— What to produce —
Return each line of the data below exactly, omitting any pictures.

## start Record list

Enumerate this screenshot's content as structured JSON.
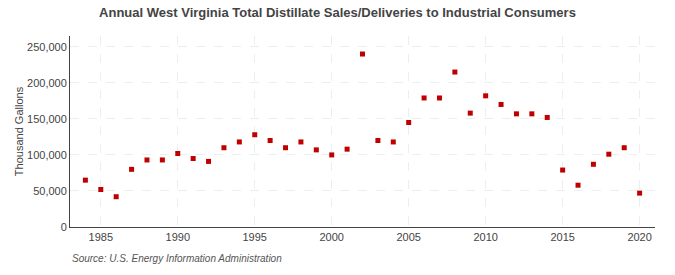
{
  "chart_data": {
    "type": "scatter",
    "title": "Annual West Virginia Total Distillate Sales/Deliveries to Industrial Consumers",
    "ylabel": "Thousand Gallons",
    "annotations": [
      "Source: U.S. Energy Information Administration"
    ],
    "x": [
      1984,
      1985,
      1986,
      1987,
      1988,
      1989,
      1990,
      1991,
      1992,
      1993,
      1994,
      1995,
      1996,
      1997,
      1998,
      1999,
      2000,
      2001,
      2002,
      2003,
      2004,
      2005,
      2006,
      2007,
      2008,
      2009,
      2010,
      2011,
      2012,
      2013,
      2014,
      2015,
      2016,
      2017,
      2018,
      2019,
      2020
    ],
    "values": [
      65000,
      52000,
      42000,
      80000,
      93000,
      93000,
      102000,
      95000,
      91000,
      110000,
      118000,
      128000,
      120000,
      110000,
      118000,
      107000,
      100000,
      108000,
      240000,
      120000,
      118000,
      145000,
      179000,
      179000,
      215000,
      158000,
      182000,
      170000,
      157000,
      157000,
      152000,
      79000,
      58000,
      87000,
      101000,
      110000,
      47000
    ],
    "color": "#c00000",
    "marker": "square",
    "xlim": [
      1983,
      2021
    ],
    "xticks": [
      1985,
      1990,
      1995,
      2000,
      2005,
      2010,
      2015,
      2020
    ],
    "ylim": [
      0,
      265000
    ],
    "yticks": [
      0,
      {
        "value": 50000,
        "label": "50,000"
      },
      {
        "value": 100000,
        "label": "100,000"
      },
      {
        "value": 150000,
        "label": "150,000"
      },
      {
        "value": 200000,
        "label": "200,000"
      },
      {
        "value": 250000,
        "label": "250,000"
      }
    ],
    "grid": true
  }
}
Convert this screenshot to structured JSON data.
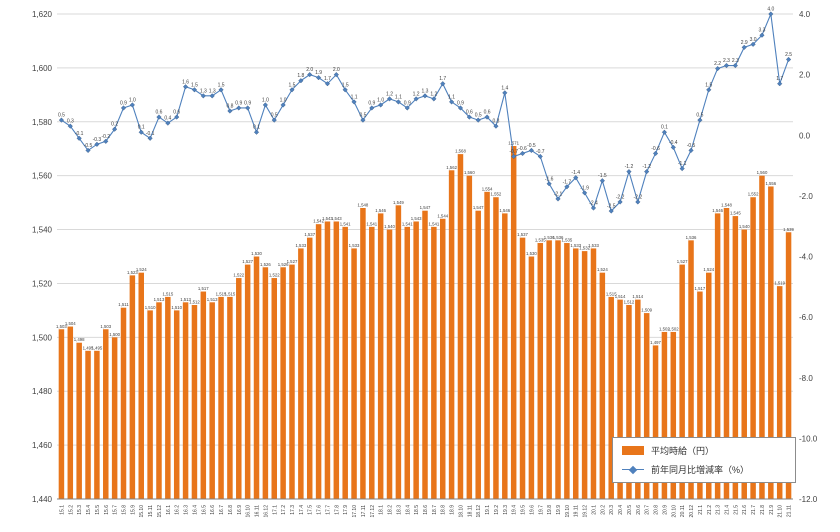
{
  "chart_data": {
    "type": "bar+line combo",
    "title": "",
    "categories": [
      "15.1",
      "15.2",
      "15.3",
      "15.4",
      "15.5",
      "15.6",
      "15.7",
      "15.8",
      "15.9",
      "15.10",
      "15.11",
      "15.12",
      "16.1",
      "16.2",
      "16.3",
      "16.4",
      "16.5",
      "16.6",
      "16.7",
      "16.8",
      "16.9",
      "16.10",
      "16.11",
      "16.12",
      "17.1",
      "17.2",
      "17.3",
      "17.4",
      "17.5",
      "17.6",
      "17.7",
      "17.8",
      "17.9",
      "17.10",
      "17.11",
      "17.12",
      "18.1",
      "18.2",
      "18.3",
      "18.4",
      "18.5",
      "18.6",
      "18.7",
      "18.8",
      "18.9",
      "18.10",
      "18.11",
      "18.12",
      "19.1",
      "19.2",
      "19.3",
      "19.4",
      "19.5",
      "19.6",
      "19.7",
      "19.8",
      "19.9",
      "19.10",
      "19.11",
      "19.12",
      "20.1",
      "20.2",
      "20.3",
      "20.4",
      "20.5",
      "20.6",
      "20.7",
      "20.8",
      "20.9",
      "20.10",
      "20.11",
      "20.12",
      "21.1",
      "21.2",
      "21.3",
      "21.4",
      "21.5",
      "21.6",
      "21.7",
      "21.8",
      "21.9",
      "21.10",
      "21.11"
    ],
    "series": [
      {
        "name": "平均時給（円）",
        "type": "bar",
        "axis": "left",
        "color": "#E8751A",
        "values": [
          1503,
          1504,
          1498,
          1495,
          1495,
          1503,
          1500,
          1511,
          1523,
          1524,
          1510,
          1513,
          1515,
          1510,
          1513,
          1512,
          1517,
          1513,
          1515,
          1515,
          1522,
          1527,
          1530,
          1526,
          1522,
          1526,
          1527,
          1533,
          1537,
          1542,
          1543,
          1543,
          1541,
          1533,
          1548,
          1541,
          1546,
          1540,
          1549,
          1541,
          1543,
          1547,
          1541,
          1544,
          1562,
          1568,
          1560,
          1547,
          1554,
          1552,
          1546,
          1571,
          1537,
          1530,
          1535,
          1536,
          1536,
          1535,
          1533,
          1532,
          1533,
          1524,
          1515,
          1514,
          1512,
          1514,
          1509,
          1497,
          1502,
          1502,
          1527,
          1536,
          1517,
          1524,
          1546,
          1548,
          1545,
          1540,
          1552,
          1560,
          1556,
          1519,
          1539
        ]
      },
      {
        "name": "前年同月比増減率（%）",
        "type": "line",
        "axis": "right",
        "color": "#4F81BD",
        "values": [
          0.5,
          0.3,
          -0.1,
          -0.5,
          -0.3,
          -0.2,
          0.2,
          0.9,
          1.0,
          0.1,
          -0.1,
          0.6,
          0.4,
          0.6,
          1.6,
          1.5,
          1.3,
          1.3,
          1.5,
          0.8,
          0.9,
          0.9,
          0.1,
          1.0,
          0.5,
          1.0,
          1.5,
          1.8,
          2.0,
          1.9,
          1.7,
          2.0,
          1.5,
          1.1,
          0.5,
          0.9,
          1.0,
          1.2,
          1.1,
          0.9,
          1.2,
          1.3,
          1.2,
          1.7,
          1.1,
          0.9,
          0.6,
          0.5,
          0.6,
          0.3,
          1.4,
          -0.7,
          -0.6,
          -0.5,
          -0.7,
          -1.6,
          -2.1,
          -1.7,
          -1.4,
          -1.9,
          -2.4,
          -1.5,
          -2.5,
          -2.2,
          -1.2,
          -2.2,
          -1.2,
          -0.6,
          0.1,
          -0.4,
          -1.1,
          -0.5,
          0.5,
          1.5,
          2.2,
          2.3,
          2.3,
          2.9,
          3.0,
          3.3,
          4.0,
          1.7,
          2.5
        ]
      }
    ],
    "left_axis": {
      "min": 1440,
      "max": 1620,
      "step": 20,
      "tick_labels": [
        "1,620",
        "1,600",
        "1,580",
        "1,560",
        "1,540",
        "1,520",
        "1,500",
        "1,480",
        "1,460",
        "1,440"
      ]
    },
    "right_axis": {
      "min": -12.0,
      "max": 4.0,
      "step": 2.0,
      "tick_labels": [
        "4.0",
        "2.0",
        "0.0",
        "-2.0",
        "-4.0",
        "-6.0",
        "-8.0",
        "-10.0",
        "-12.0"
      ]
    },
    "legend": {
      "position": "bottom-right",
      "entries": [
        "平均時給（円）",
        "前年同月比増減率（%）"
      ]
    },
    "grid": true,
    "gridline_color": "#d9d9d9",
    "axis_line_color": "#808080",
    "label_color": "#404040"
  }
}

## end Record list

— Response —
Enumerate this screenshot's content as structured JSON.
{
  "chart_data": {
    "type": "scatter",
    "title": "Annual West Virginia Total Distillate Sales/Deliveries to Industrial Consumers",
    "ylabel": "Thousand Gallons",
    "annotations": [
      "Source: U.S. Energy Information Administration"
    ],
    "x": [
      1984,
      1985,
      1986,
      1987,
      1988,
      1989,
      1990,
      1991,
      1992,
      1993,
      1994,
      1995,
      1996,
      1997,
      1998,
      1999,
      2000,
      2001,
      2002,
      2003,
      2004,
      2005,
      2006,
      2007,
      2008,
      2009,
      2010,
      2011,
      2012,
      2013,
      2014,
      2015,
      2016,
      2017,
      2018,
      2019,
      2020
    ],
    "values": [
      65000,
      52000,
      42000,
      80000,
      93000,
      93000,
      102000,
      95000,
      91000,
      110000,
      118000,
      128000,
      120000,
      110000,
      118000,
      107000,
      100000,
      108000,
      240000,
      120000,
      118000,
      145000,
      179000,
      179000,
      215000,
      158000,
      182000,
      170000,
      157000,
      157000,
      152000,
      79000,
      58000,
      87000,
      101000,
      110000,
      47000
    ],
    "color": "#c00000",
    "marker": "square",
    "xlim": [
      1983,
      2021
    ],
    "xticks": [
      1985,
      1990,
      1995,
      2000,
      2005,
      2010,
      2015,
      2020
    ],
    "ylim": [
      0,
      265000
    ],
    "yticks": [
      0,
      {
        "value": 50000,
        "label": "50,000"
      },
      {
        "value": 100000,
        "label": "100,000"
      },
      {
        "value": 150000,
        "label": "150,000"
      },
      {
        "value": 200000,
        "label": "200,000"
      },
      {
        "value": 250000,
        "label": "250,000"
      }
    ],
    "grid": true
  }
}
Convert this screenshot to structured JSON data.
{
  "chart_data": {
    "type": "bar+line combo",
    "title": "",
    "categories": [
      "15.1",
      "15.2",
      "15.3",
      "15.4",
      "15.5",
      "15.6",
      "15.7",
      "15.8",
      "15.9",
      "15.10",
      "15.11",
      "15.12",
      "16.1",
      "16.2",
      "16.3",
      "16.4",
      "16.5",
      "16.6",
      "16.7",
      "16.8",
      "16.9",
      "16.10",
      "16.11",
      "16.12",
      "17.1",
      "17.2",
      "17.3",
      "17.4",
      "17.5",
      "17.6",
      "17.7",
      "17.8",
      "17.9",
      "17.10",
      "17.11",
      "17.12",
      "18.1",
      "18.2",
      "18.3",
      "18.4",
      "18.5",
      "18.6",
      "18.7",
      "18.8",
      "18.9",
      "18.10",
      "18.11",
      "18.12",
      "19.1",
      "19.2",
      "19.3",
      "19.4",
      "19.5",
      "19.6",
      "19.7",
      "19.8",
      "19.9",
      "19.10",
      "19.11",
      "19.12",
      "20.1",
      "20.2",
      "20.3",
      "20.4",
      "20.5",
      "20.6",
      "20.7",
      "20.8",
      "20.9",
      "20.10",
      "20.11",
      "20.12",
      "21.1",
      "21.2",
      "21.3",
      "21.4",
      "21.5",
      "21.6",
      "21.7",
      "21.8",
      "21.9",
      "21.10",
      "21.11"
    ],
    "series": [
      {
        "name": "平均時給（円）",
        "type": "bar",
        "axis": "left",
        "color": "#E8751A",
        "values": [
          1503,
          1504,
          1498,
          1495,
          1495,
          1503,
          1500,
          1511,
          1523,
          1524,
          1510,
          1513,
          1515,
          1510,
          1513,
          1512,
          1517,
          1513,
          1515,
          1515,
          1522,
          1527,
          1530,
          1526,
          1522,
          1526,
          1527,
          1533,
          1537,
          1542,
          1543,
          1543,
          1541,
          1533,
          1548,
          1541,
          1546,
          1540,
          1549,
          1541,
          1543,
          1547,
          1541,
          1544,
          1562,
          1568,
          1560,
          1547,
          1554,
          1552,
          1546,
          1571,
          1537,
          1530,
          1535,
          1536,
          1536,
          1535,
          1533,
          1532,
          1533,
          1524,
          1515,
          1514,
          1512,
          1514,
          1509,
          1497,
          1502,
          1502,
          1527,
          1536,
          1517,
          1524,
          1546,
          1548,
          1545,
          1540,
          1552,
          1560,
          1556,
          1519,
          1539
        ]
      },
      {
        "name": "前年同月比増減率（%）",
        "type": "line",
        "axis": "right",
        "color": "#4F81BD",
        "values": [
          0.5,
          0.3,
          -0.1,
          -0.5,
          -0.3,
          -0.2,
          0.2,
          0.9,
          1.0,
          0.1,
          -0.1,
          0.6,
          0.4,
          0.6,
          1.6,
          1.5,
          1.3,
          1.3,
          1.5,
          0.8,
          0.9,
          0.9,
          0.1,
          1.0,
          0.5,
          1.0,
          1.5,
          1.8,
          2.0,
          1.9,
          1.7,
          2.0,
          1.5,
          1.1,
          0.5,
          0.9,
          1.0,
          1.2,
          1.1,
          0.9,
          1.2,
          1.3,
          1.2,
          1.7,
          1.1,
          0.9,
          0.6,
          0.5,
          0.6,
          0.3,
          1.4,
          -0.7,
          -0.6,
          -0.5,
          -0.7,
          -1.6,
          -2.1,
          -1.7,
          -1.4,
          -1.9,
          -2.4,
          -1.5,
          -2.5,
          -2.2,
          -1.2,
          -2.2,
          -1.2,
          -0.6,
          0.1,
          -0.4,
          -1.1,
          -0.5,
          0.5,
          1.5,
          2.2,
          2.3,
          2.3,
          2.9,
          3.0,
          3.3,
          4.0,
          1.7,
          2.5
        ]
      }
    ],
    "left_axis": {
      "min": 1440,
      "max": 1620,
      "step": 20,
      "tick_labels": [
        "1,620",
        "1,600",
        "1,580",
        "1,560",
        "1,540",
        "1,520",
        "1,500",
        "1,480",
        "1,460",
        "1,440"
      ]
    },
    "right_axis": {
      "min": -12.0,
      "max": 4.0,
      "step": 2.0,
      "tick_labels": [
        "4.0",
        "2.0",
        "0.0",
        "-2.0",
        "-4.0",
        "-6.0",
        "-8.0",
        "-10.0",
        "-12.0"
      ]
    },
    "legend": {
      "position": "bottom-right",
      "entries": [
        "平均時給（円）",
        "前年同月比増減率（%）"
      ]
    },
    "grid": true,
    "gridline_color": "#d9d9d9",
    "axis_line_color": "#808080",
    "label_color": "#404040"
  }
}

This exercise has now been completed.